Every line of the material below should be repeated exactly.

Saved entries
+++++

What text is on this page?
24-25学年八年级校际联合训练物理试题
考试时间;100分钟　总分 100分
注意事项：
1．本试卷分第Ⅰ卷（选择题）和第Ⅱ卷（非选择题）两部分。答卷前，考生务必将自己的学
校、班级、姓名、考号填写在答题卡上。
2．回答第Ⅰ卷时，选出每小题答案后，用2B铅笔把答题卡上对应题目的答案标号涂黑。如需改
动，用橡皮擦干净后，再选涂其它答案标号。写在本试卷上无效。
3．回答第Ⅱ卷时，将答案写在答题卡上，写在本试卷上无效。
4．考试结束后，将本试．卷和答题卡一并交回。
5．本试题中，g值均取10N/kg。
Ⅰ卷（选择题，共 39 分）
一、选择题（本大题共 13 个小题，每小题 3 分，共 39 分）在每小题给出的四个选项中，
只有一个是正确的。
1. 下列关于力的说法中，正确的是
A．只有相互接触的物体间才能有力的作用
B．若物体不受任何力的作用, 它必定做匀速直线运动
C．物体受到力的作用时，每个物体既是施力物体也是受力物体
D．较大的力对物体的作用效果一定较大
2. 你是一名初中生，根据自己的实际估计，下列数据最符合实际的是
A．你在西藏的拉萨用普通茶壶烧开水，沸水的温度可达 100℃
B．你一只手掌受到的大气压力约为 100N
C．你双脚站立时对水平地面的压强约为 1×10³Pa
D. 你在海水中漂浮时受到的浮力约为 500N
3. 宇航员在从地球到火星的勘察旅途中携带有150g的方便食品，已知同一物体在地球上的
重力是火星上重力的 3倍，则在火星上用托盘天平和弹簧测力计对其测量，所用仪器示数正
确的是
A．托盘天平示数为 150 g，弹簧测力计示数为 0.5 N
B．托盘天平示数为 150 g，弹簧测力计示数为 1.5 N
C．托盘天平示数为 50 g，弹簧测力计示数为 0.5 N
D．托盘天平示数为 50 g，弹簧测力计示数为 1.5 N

+++++

# SOLUTION BELOW
What text is on this page?
24-25学年八年级校际联合训练物理试题
考试时间;100分钟　总分 100分
注意事项：
1．本试卷分第Ⅰ卷（选择题）和第Ⅱ卷（非选择题）两部分。答卷前，考生务必将自己的学
校、班级、姓名、考号填写在答题卡上。
2．回答第Ⅰ卷时，选出每小题答案后，用2B铅笔把答题卡上对应题目的答案标号涂黑。如需改
动，用橡皮擦干净后，再选涂其它答案标号。写在本试卷上无效。
3．回答第Ⅱ卷时，将答案写在答题卡上，写在本试卷上无效。
4．考试结束后，将本试．卷和答题卡一并交回。
5．本试题中，g值均取10N/kg。
Ⅰ卷（选择题，共 39 分）
一、选择题（本大题共 13 个小题，每小题 3 分，共 39 分）在每小题给出的四个选项中，
只有一个是正确的。
1. 下列关于力的说法中，正确的是
A．只有相互接触的物体间才能有力的作用
B．若物体不受任何力的作用, 它必定做匀速直线运动
C．物体受到力的作用时，每个物体既是施力物体也是受力物体
D．较大的力对物体的作用效果一定较大
2. 你是一名初中生，根据自己的实际估计，下列数据最符合实际的是
A．你在西藏的拉萨用普通茶壶烧开水，沸水的温度可达 100℃
B．你一只手掌受到的大气压力约为 100N
C．你双脚站立时对水平地面的压强约为 1×10³Pa
D. 你在海水中漂浮时受到的浮力约为 500N
3. 宇航员在从地球到火星的勘察旅途中携带有150g的方便食品，已知同一物体在地球上的
重力是火星上重力的 3倍，则在火星上用托盘天平和弹簧测力计对其测量，所用仪器示数正
确的是
A．托盘天平示数为 150 g，弹簧测力计示数为 0.5 N
B．托盘天平示数为 150 g，弹簧测力计示数为 1.5 N
C．托盘天平示数为 50 g，弹簧测力计示数为 0.5 N
D．托盘天平示数为 50 g，弹簧测力计示数为 1.5 N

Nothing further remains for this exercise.